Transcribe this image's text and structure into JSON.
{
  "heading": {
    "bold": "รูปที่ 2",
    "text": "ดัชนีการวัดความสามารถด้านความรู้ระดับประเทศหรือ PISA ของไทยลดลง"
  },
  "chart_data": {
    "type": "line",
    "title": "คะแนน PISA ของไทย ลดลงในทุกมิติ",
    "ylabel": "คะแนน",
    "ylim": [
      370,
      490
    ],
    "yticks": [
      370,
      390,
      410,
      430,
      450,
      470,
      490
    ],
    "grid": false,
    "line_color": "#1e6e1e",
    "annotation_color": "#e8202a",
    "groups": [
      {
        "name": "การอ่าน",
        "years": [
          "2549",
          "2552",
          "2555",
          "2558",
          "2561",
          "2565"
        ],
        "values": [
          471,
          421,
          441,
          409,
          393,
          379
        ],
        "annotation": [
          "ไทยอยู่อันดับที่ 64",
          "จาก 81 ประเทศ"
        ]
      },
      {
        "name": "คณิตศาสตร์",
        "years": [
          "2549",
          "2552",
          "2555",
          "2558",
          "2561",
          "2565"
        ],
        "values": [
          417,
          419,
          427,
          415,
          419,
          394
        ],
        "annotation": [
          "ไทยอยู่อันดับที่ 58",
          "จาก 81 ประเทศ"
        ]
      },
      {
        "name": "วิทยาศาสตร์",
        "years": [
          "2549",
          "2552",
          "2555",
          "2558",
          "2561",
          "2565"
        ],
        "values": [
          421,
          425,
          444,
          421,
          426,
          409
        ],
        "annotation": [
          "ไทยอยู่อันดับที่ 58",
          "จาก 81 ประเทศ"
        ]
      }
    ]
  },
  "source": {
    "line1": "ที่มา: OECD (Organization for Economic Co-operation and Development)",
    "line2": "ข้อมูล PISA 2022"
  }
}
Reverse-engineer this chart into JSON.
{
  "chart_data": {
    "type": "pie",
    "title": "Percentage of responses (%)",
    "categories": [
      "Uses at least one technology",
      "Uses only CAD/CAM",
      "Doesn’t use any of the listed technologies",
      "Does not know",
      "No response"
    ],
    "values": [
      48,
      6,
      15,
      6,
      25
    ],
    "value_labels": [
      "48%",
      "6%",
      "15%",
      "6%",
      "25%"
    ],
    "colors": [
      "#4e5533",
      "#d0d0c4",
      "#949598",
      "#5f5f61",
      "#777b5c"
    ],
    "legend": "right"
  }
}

※

Go through the records. Copy each line where "text" appears.

Transcribe this image's text and structure into JSON.
    "text": "ดัชนีการวัดความสามารถด้านความรู้ระดับประเทศหรือ PISA ของไทยลดลง"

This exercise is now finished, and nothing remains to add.